Material shown:
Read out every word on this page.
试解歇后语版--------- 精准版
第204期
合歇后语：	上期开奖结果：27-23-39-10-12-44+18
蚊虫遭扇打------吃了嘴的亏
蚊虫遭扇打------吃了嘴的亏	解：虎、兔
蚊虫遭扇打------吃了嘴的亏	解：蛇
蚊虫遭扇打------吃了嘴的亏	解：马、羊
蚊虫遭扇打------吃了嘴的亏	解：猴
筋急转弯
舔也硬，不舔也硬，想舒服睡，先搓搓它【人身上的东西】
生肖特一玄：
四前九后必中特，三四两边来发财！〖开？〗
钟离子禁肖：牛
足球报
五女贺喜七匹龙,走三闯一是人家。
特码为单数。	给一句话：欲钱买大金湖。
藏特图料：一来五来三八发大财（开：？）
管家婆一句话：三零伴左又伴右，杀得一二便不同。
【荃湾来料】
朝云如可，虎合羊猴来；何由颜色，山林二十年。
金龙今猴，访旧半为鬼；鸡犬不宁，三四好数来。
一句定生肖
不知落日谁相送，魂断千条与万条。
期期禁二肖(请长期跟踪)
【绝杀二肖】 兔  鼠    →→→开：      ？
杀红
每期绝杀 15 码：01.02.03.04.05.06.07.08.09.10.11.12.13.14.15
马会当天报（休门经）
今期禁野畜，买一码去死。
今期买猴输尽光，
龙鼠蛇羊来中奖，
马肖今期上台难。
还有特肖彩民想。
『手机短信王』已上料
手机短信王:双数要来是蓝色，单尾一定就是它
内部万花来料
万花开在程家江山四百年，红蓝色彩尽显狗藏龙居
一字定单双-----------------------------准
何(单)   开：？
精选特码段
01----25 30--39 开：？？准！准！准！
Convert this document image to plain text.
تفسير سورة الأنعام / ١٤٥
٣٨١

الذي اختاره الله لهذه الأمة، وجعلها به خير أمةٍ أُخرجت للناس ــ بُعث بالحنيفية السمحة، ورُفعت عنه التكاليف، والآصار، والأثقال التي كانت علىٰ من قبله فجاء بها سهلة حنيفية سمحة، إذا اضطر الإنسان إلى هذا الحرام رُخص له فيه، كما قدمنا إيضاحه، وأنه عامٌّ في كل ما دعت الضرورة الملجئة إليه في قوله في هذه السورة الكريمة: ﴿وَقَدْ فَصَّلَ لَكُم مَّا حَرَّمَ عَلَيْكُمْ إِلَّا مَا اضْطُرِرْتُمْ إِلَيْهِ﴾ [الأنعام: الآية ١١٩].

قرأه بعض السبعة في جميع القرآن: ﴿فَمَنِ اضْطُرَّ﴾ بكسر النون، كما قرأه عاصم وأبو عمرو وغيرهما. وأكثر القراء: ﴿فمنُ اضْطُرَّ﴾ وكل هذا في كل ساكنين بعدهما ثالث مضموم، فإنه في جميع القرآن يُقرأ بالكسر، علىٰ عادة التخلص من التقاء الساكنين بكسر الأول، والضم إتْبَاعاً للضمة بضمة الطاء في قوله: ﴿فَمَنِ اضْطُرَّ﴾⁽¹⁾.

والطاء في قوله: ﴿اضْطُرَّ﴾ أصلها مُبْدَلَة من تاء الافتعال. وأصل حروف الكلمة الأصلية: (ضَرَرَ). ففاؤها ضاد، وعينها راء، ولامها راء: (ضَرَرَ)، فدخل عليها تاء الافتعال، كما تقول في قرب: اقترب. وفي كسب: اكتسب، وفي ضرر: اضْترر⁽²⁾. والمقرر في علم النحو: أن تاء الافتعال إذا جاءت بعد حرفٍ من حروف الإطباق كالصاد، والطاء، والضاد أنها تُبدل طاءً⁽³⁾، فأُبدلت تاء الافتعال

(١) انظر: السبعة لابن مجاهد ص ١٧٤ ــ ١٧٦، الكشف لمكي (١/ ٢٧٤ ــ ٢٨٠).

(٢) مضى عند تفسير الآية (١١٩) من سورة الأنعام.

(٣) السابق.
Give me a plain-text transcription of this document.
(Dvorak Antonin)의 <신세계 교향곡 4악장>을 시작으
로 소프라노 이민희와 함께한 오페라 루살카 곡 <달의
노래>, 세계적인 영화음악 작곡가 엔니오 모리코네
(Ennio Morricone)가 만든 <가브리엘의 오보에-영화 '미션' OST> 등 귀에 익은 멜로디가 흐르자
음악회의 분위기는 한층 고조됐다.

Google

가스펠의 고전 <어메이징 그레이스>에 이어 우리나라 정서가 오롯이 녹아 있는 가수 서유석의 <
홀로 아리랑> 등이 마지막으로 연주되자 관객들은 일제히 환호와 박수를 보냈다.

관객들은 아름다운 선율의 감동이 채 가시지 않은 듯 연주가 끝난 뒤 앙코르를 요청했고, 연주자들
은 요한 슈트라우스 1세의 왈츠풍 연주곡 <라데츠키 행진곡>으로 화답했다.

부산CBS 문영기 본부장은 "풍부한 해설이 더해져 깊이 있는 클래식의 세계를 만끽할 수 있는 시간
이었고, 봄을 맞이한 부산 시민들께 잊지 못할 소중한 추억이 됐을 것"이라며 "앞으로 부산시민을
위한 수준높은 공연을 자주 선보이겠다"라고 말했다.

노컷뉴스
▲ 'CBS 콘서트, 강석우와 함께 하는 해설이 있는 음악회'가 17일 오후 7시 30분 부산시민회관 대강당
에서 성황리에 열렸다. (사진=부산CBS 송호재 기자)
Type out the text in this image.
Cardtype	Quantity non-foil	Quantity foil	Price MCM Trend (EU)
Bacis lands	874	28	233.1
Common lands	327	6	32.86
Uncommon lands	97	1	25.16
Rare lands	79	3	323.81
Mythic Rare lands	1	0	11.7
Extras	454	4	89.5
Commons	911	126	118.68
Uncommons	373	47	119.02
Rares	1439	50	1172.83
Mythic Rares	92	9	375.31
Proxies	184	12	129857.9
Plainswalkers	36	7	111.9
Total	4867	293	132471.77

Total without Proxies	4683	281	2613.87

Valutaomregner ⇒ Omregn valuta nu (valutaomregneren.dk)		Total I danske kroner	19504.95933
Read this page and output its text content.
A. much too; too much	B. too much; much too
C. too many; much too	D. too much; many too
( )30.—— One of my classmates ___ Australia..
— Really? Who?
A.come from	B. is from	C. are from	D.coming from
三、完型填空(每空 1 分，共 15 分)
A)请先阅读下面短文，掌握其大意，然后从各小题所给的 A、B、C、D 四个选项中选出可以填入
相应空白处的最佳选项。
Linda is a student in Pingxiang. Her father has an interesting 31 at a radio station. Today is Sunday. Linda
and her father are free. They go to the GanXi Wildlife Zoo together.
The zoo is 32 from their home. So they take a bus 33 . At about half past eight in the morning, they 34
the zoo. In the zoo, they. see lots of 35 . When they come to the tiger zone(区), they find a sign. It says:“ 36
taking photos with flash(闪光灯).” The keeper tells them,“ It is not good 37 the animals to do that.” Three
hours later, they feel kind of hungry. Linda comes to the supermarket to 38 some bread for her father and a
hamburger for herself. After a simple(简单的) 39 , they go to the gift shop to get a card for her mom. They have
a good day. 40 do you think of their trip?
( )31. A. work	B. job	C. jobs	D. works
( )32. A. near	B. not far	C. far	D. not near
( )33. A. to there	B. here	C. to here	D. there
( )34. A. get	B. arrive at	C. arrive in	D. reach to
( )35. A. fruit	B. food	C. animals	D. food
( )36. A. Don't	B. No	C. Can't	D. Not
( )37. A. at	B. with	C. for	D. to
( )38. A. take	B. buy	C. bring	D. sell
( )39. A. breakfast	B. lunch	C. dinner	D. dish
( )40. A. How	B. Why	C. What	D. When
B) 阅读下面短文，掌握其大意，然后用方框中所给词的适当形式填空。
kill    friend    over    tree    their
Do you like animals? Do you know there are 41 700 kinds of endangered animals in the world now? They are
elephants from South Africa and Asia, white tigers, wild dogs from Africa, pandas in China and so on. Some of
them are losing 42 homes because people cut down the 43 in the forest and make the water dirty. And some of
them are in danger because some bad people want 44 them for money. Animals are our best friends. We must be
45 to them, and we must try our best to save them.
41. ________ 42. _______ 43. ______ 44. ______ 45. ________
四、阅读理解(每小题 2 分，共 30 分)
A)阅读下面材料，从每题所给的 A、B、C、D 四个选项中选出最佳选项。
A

Task brief:
What is the number of lines that hold the string "people"? Give it alone.

Result:
2